[Figure dataset records]

---+---

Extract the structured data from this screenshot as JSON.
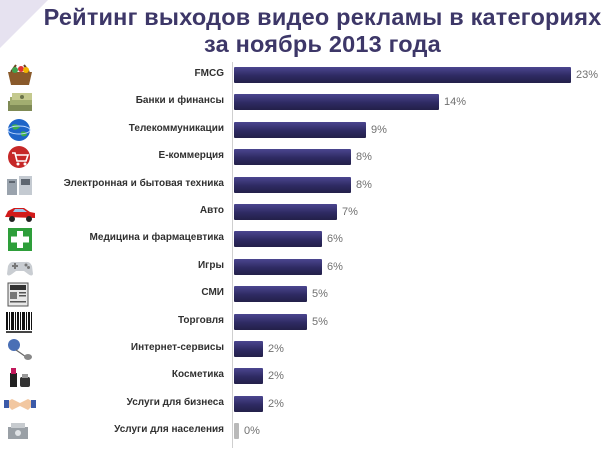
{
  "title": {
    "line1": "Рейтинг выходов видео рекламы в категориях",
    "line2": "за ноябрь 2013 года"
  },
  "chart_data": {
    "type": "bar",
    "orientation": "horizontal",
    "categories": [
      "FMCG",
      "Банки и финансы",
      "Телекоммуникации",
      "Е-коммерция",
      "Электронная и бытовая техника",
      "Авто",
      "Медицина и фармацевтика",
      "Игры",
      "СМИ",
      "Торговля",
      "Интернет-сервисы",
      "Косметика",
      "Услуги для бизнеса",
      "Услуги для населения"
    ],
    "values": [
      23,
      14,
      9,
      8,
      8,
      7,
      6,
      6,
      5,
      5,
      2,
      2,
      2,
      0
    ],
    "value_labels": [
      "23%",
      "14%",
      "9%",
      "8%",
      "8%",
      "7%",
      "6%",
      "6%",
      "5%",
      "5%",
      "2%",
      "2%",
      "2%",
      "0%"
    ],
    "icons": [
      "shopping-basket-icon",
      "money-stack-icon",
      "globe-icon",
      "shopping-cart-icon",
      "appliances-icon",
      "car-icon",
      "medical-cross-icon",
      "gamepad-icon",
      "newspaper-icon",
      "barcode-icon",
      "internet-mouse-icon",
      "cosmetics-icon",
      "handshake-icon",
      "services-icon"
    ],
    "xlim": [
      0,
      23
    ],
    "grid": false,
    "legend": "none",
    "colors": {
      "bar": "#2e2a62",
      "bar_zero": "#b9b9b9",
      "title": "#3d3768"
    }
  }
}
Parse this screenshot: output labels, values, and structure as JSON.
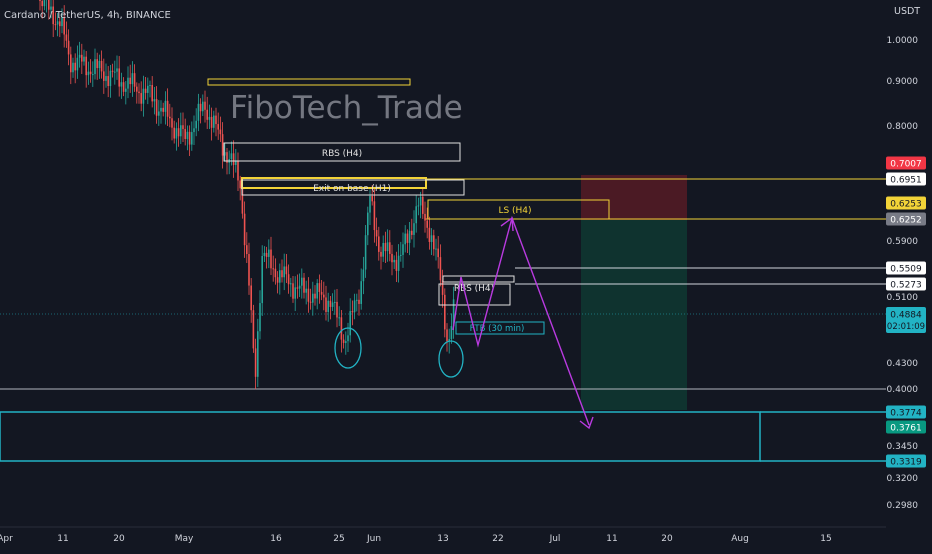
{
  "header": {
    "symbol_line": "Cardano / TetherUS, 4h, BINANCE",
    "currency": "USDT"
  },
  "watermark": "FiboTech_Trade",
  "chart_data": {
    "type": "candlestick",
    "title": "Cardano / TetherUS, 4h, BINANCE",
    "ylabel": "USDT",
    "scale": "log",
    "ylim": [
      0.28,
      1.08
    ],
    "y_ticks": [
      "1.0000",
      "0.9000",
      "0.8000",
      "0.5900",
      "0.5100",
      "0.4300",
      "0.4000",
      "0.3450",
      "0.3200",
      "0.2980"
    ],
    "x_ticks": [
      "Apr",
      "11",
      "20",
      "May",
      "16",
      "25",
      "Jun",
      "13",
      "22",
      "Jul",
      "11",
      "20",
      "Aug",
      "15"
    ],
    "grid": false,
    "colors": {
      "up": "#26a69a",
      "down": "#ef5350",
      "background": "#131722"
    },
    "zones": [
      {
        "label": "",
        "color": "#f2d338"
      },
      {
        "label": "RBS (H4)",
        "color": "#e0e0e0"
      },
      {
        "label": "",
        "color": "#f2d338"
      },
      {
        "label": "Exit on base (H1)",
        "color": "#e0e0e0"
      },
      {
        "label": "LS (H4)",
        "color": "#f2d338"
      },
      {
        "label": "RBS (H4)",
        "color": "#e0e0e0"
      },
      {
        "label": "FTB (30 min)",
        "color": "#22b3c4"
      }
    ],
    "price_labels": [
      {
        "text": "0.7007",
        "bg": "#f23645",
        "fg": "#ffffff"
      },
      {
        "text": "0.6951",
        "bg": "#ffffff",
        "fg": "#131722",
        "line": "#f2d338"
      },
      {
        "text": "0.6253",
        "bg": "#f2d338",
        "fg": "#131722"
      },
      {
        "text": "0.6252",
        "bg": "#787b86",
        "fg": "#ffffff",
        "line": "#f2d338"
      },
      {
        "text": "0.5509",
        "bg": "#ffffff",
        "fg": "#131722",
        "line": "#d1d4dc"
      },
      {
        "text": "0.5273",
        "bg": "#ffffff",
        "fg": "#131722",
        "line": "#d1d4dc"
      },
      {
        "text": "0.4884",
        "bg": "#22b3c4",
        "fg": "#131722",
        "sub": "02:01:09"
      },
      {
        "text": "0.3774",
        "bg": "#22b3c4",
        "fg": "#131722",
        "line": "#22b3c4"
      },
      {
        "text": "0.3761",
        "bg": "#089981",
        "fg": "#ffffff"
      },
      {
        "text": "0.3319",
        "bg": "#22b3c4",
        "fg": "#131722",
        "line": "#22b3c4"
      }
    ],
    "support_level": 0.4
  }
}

---+---

TASK PROMPT:
Take each line containing the string "TetherUS" and copy it out.

FULL ANSWER:
    "symbol_line": "Cardano / TetherUS, 4h, BINANCE",
    "title": "Cardano / TetherUS, 4h, BINANCE",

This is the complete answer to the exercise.